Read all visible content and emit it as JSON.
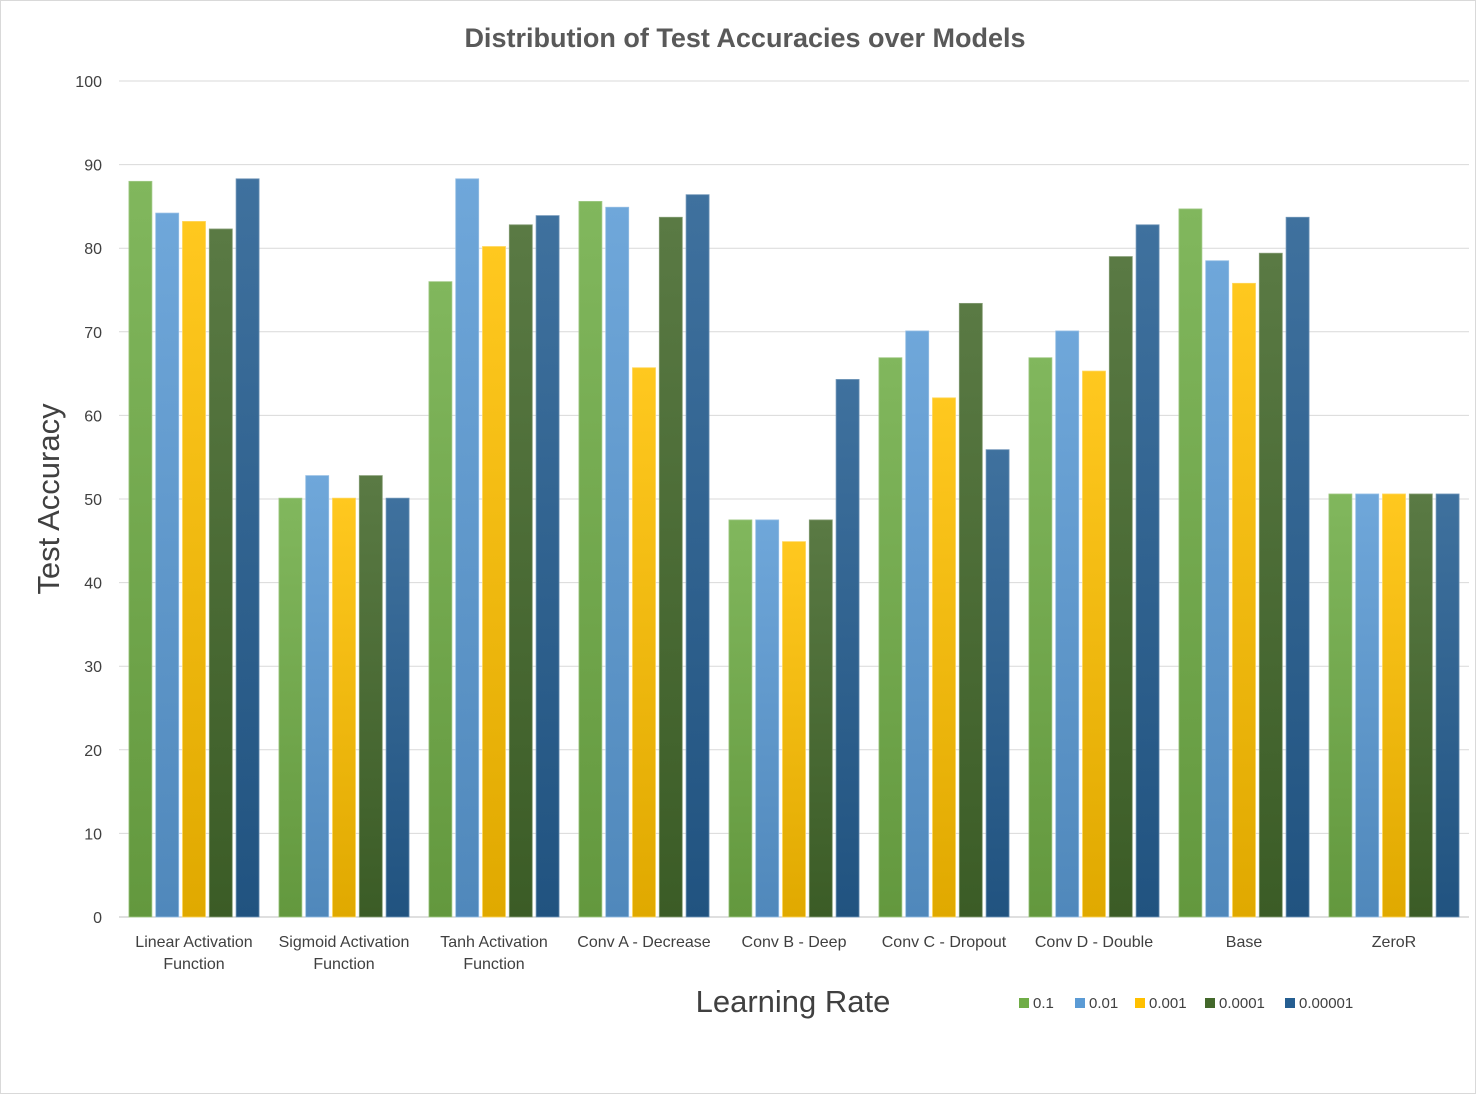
{
  "chart_data": {
    "type": "bar",
    "title": "Distribution of Test Accuracies over Models",
    "xlabel": "Learning Rate",
    "ylabel": "Test Accuracy",
    "ylim": [
      0,
      100
    ],
    "ytick_step": 10,
    "grid": true,
    "legend_position": "bottom-right",
    "categories": [
      [
        "Linear Activation",
        "Function"
      ],
      [
        "Sigmoid Activation",
        "Function"
      ],
      [
        "Tanh Activation",
        "Function"
      ],
      [
        "Conv A - Decrease"
      ],
      [
        "Conv B - Deep"
      ],
      [
        "Conv C - Dropout"
      ],
      [
        "Conv D - Double"
      ],
      [
        "Base"
      ],
      [
        "ZeroR"
      ]
    ],
    "series": [
      {
        "name": "0.1",
        "color": "#70ad47",
        "values": [
          88.0,
          50.1,
          76.0,
          85.6,
          47.5,
          66.9,
          66.9,
          84.7,
          50.6
        ]
      },
      {
        "name": "0.01",
        "color": "#5b9bd5",
        "values": [
          84.2,
          52.8,
          88.3,
          84.9,
          47.5,
          70.1,
          70.1,
          78.5,
          50.6
        ]
      },
      {
        "name": "0.001",
        "color": "#ffc000",
        "values": [
          83.2,
          50.1,
          80.2,
          65.7,
          44.9,
          62.1,
          65.3,
          75.8,
          50.6
        ]
      },
      {
        "name": "0.0001",
        "color": "#43682b",
        "values": [
          82.3,
          52.8,
          82.8,
          83.7,
          47.5,
          73.4,
          79.0,
          79.4,
          50.6
        ]
      },
      {
        "name": "0.00001",
        "color": "#255e91",
        "values": [
          88.3,
          50.1,
          83.9,
          86.4,
          64.3,
          55.9,
          82.8,
          83.7,
          50.6
        ]
      }
    ]
  }
}
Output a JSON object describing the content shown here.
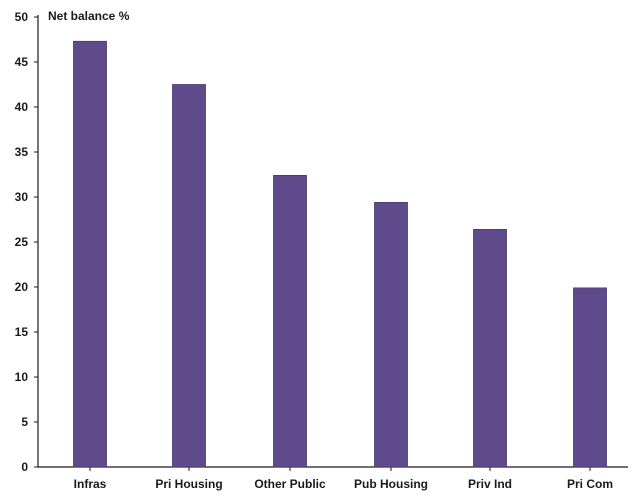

————

**Task instructions**
Set down the complete material exactly, but do not include the images.

**Complete response**
Read all visible content and emit it as JSON.
{
  "chart_data": {
    "type": "bar",
    "title": "Distribution of Test Accuracies over Models",
    "xlabel": "Learning Rate",
    "ylabel": "Test Accuracy",
    "ylim": [
      0,
      100
    ],
    "ytick_step": 10,
    "grid": true,
    "legend_position": "bottom-right",
    "categories": [
      [
        "Linear Activation",
        "Function"
      ],
      [
        "Sigmoid Activation",
        "Function"
      ],
      [
        "Tanh Activation",
        "Function"
      ],
      [
        "Conv A - Decrease"
      ],
      [
        "Conv B - Deep"
      ],
      [
        "Conv C - Dropout"
      ],
      [
        "Conv D - Double"
      ],
      [
        "Base"
      ],
      [
        "ZeroR"
      ]
    ],
    "series": [
      {
        "name": "0.1",
        "color": "#70ad47",
        "values": [
          88.0,
          50.1,
          76.0,
          85.6,
          47.5,
          66.9,
          66.9,
          84.7,
          50.6
        ]
      },
      {
        "name": "0.01",
        "color": "#5b9bd5",
        "values": [
          84.2,
          52.8,
          88.3,
          84.9,
          47.5,
          70.1,
          70.1,
          78.5,
          50.6
        ]
      },
      {
        "name": "0.001",
        "color": "#ffc000",
        "values": [
          83.2,
          50.1,
          80.2,
          65.7,
          44.9,
          62.1,
          65.3,
          75.8,
          50.6
        ]
      },
      {
        "name": "0.0001",
        "color": "#43682b",
        "values": [
          82.3,
          52.8,
          82.8,
          83.7,
          47.5,
          73.4,
          79.0,
          79.4,
          50.6
        ]
      },
      {
        "name": "0.00001",
        "color": "#255e91",
        "values": [
          88.3,
          50.1,
          83.9,
          86.4,
          64.3,
          55.9,
          82.8,
          83.7,
          50.6
        ]
      }
    ]
  }
}
Output a JSON object describing the content shown here.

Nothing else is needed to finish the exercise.